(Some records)
Start
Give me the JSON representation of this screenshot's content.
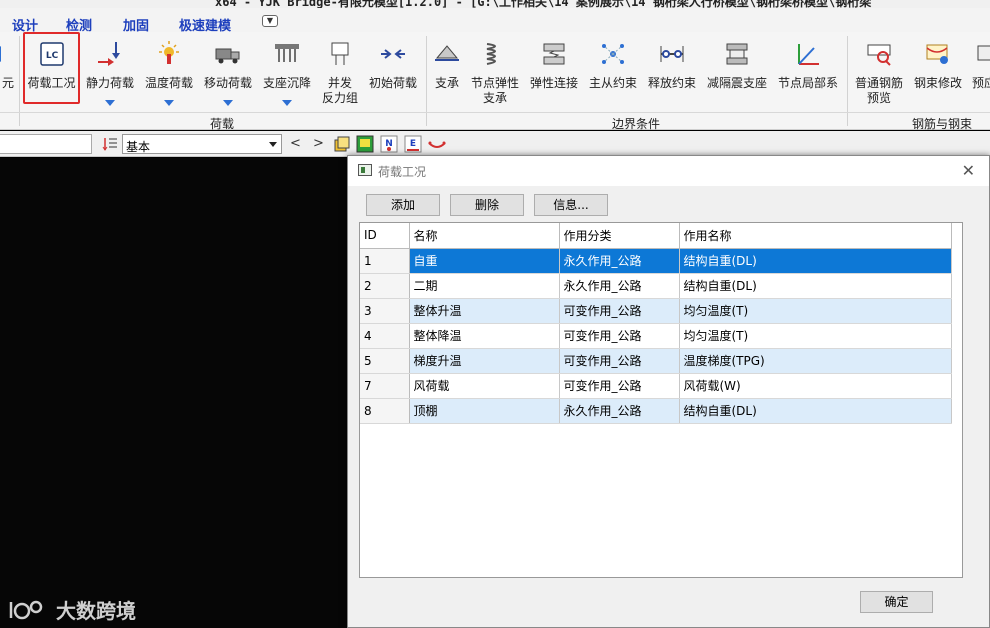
{
  "window": {
    "title": "x64 - YJK Bridge-有限元模型[1.2.0] - [G:\\工作相关\\14 案例展示\\14 钢桁梁人行桥模型\\钢桁梁桥模型\\钢桁梁"
  },
  "menu": {
    "items": [
      "设计",
      "检测",
      "加固",
      "极速建模"
    ],
    "dropdown_icon": "chevron-down-icon"
  },
  "ribbon": {
    "partial_left_label": "元",
    "load_buttons": [
      {
        "label": "荷载工况",
        "icon": "lc-icon"
      },
      {
        "label": "静力荷载",
        "icon": "static-load-icon"
      },
      {
        "label": "温度荷载",
        "icon": "temperature-load-icon"
      },
      {
        "label": "移动荷载",
        "icon": "moving-load-icon"
      },
      {
        "label": "支座沉降",
        "icon": "support-settlement-icon"
      },
      {
        "label": "并发\n反力组",
        "icon": "concurrent-reaction-icon"
      },
      {
        "label": "初始荷载",
        "icon": "initial-load-icon"
      }
    ],
    "boundary_buttons": [
      {
        "label": "支承",
        "icon": "support-icon"
      },
      {
        "label": "节点弹性\n支承",
        "icon": "spring-icon"
      },
      {
        "label": "弹性连接",
        "icon": "elastic-link-icon"
      },
      {
        "label": "主从约束",
        "icon": "master-slave-icon"
      },
      {
        "label": "释放约束",
        "icon": "release-icon"
      },
      {
        "label": "减隔震支座",
        "icon": "isolation-bearing-icon"
      },
      {
        "label": "节点局部系",
        "icon": "local-axis-icon"
      }
    ],
    "rebar_buttons": [
      {
        "label": "普通钢筋\n预览",
        "icon": "rebar-preview-icon"
      },
      {
        "label": "钢束修改",
        "icon": "tendon-edit-icon"
      },
      {
        "label": "预应",
        "icon": "prestress-icon"
      }
    ],
    "group_labels": {
      "load": "荷载",
      "boundary": "边界条件",
      "rebar": "钢筋与钢束"
    }
  },
  "toolbar2": {
    "combo_value": "基本",
    "prev": "<",
    "next": ">"
  },
  "dialog": {
    "title": "荷载工况",
    "buttons": {
      "add": "添加",
      "delete": "删除",
      "info": "信息..."
    },
    "table": {
      "columns": [
        "ID",
        "名称",
        "作用分类",
        "作用名称"
      ],
      "rows": [
        {
          "id": "1",
          "name": "自重",
          "category": "永久作用_公路",
          "action": "结构自重(DL)",
          "selected": true
        },
        {
          "id": "2",
          "name": "二期",
          "category": "永久作用_公路",
          "action": "结构自重(DL)"
        },
        {
          "id": "3",
          "name": "整体升温",
          "category": "可变作用_公路",
          "action": "均匀温度(T)"
        },
        {
          "id": "4",
          "name": "整体降温",
          "category": "可变作用_公路",
          "action": "均匀温度(T)"
        },
        {
          "id": "5",
          "name": "梯度升温",
          "category": "可变作用_公路",
          "action": "温度梯度(TPG)"
        },
        {
          "id": "7",
          "name": "风荷载",
          "category": "可变作用_公路",
          "action": "风荷载(W)"
        },
        {
          "id": "8",
          "name": "顶棚",
          "category": "永久作用_公路",
          "action": "结构自重(DL)"
        }
      ]
    },
    "ok": "确定"
  },
  "watermark": {
    "text": "大数跨境"
  },
  "colors": {
    "selection": "#0d78d6",
    "alt_row": "#dcecfa",
    "highlight_box": "#e02a2a",
    "menu_text": "#1d3fbd"
  }
}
End
_What to work on_. Replicate the material above verbatim; images stay out of the copy.

_In response_.
Give me the JSON representation of this screenshot's content.
{
  "window": {
    "title": "x64 - YJK Bridge-有限元模型[1.2.0] - [G:\\工作相关\\14 案例展示\\14 钢桁梁人行桥模型\\钢桁梁桥模型\\钢桁梁"
  },
  "menu": {
    "items": [
      "设计",
      "检测",
      "加固",
      "极速建模"
    ],
    "dropdown_icon": "chevron-down-icon"
  },
  "ribbon": {
    "partial_left_label": "元",
    "load_buttons": [
      {
        "label": "荷载工况",
        "icon": "lc-icon"
      },
      {
        "label": "静力荷载",
        "icon": "static-load-icon"
      },
      {
        "label": "温度荷载",
        "icon": "temperature-load-icon"
      },
      {
        "label": "移动荷载",
        "icon": "moving-load-icon"
      },
      {
        "label": "支座沉降",
        "icon": "support-settlement-icon"
      },
      {
        "label": "并发\n反力组",
        "icon": "concurrent-reaction-icon"
      },
      {
        "label": "初始荷载",
        "icon": "initial-load-icon"
      }
    ],
    "boundary_buttons": [
      {
        "label": "支承",
        "icon": "support-icon"
      },
      {
        "label": "节点弹性\n支承",
        "icon": "spring-icon"
      },
      {
        "label": "弹性连接",
        "icon": "elastic-link-icon"
      },
      {
        "label": "主从约束",
        "icon": "master-slave-icon"
      },
      {
        "label": "释放约束",
        "icon": "release-icon"
      },
      {
        "label": "减隔震支座",
        "icon": "isolation-bearing-icon"
      },
      {
        "label": "节点局部系",
        "icon": "local-axis-icon"
      }
    ],
    "rebar_buttons": [
      {
        "label": "普通钢筋\n预览",
        "icon": "rebar-preview-icon"
      },
      {
        "label": "钢束修改",
        "icon": "tendon-edit-icon"
      },
      {
        "label": "预应",
        "icon": "prestress-icon"
      }
    ],
    "group_labels": {
      "load": "荷载",
      "boundary": "边界条件",
      "rebar": "钢筋与钢束"
    }
  },
  "toolbar2": {
    "combo_value": "基本",
    "prev": "<",
    "next": ">"
  },
  "dialog": {
    "title": "荷载工况",
    "buttons": {
      "add": "添加",
      "delete": "删除",
      "info": "信息..."
    },
    "table": {
      "columns": [
        "ID",
        "名称",
        "作用分类",
        "作用名称"
      ],
      "rows": [
        {
          "id": "1",
          "name": "自重",
          "category": "永久作用_公路",
          "action": "结构自重(DL)",
          "selected": true
        },
        {
          "id": "2",
          "name": "二期",
          "category": "永久作用_公路",
          "action": "结构自重(DL)"
        },
        {
          "id": "3",
          "name": "整体升温",
          "category": "可变作用_公路",
          "action": "均匀温度(T)"
        },
        {
          "id": "4",
          "name": "整体降温",
          "category": "可变作用_公路",
          "action": "均匀温度(T)"
        },
        {
          "id": "5",
          "name": "梯度升温",
          "category": "可变作用_公路",
          "action": "温度梯度(TPG)"
        },
        {
          "id": "7",
          "name": "风荷载",
          "category": "可变作用_公路",
          "action": "风荷载(W)"
        },
        {
          "id": "8",
          "name": "顶棚",
          "category": "永久作用_公路",
          "action": "结构自重(DL)"
        }
      ]
    },
    "ok": "确定"
  },
  "watermark": {
    "text": "大数跨境"
  },
  "colors": {
    "selection": "#0d78d6",
    "alt_row": "#dcecfa",
    "highlight_box": "#e02a2a",
    "menu_text": "#1d3fbd"
  }
}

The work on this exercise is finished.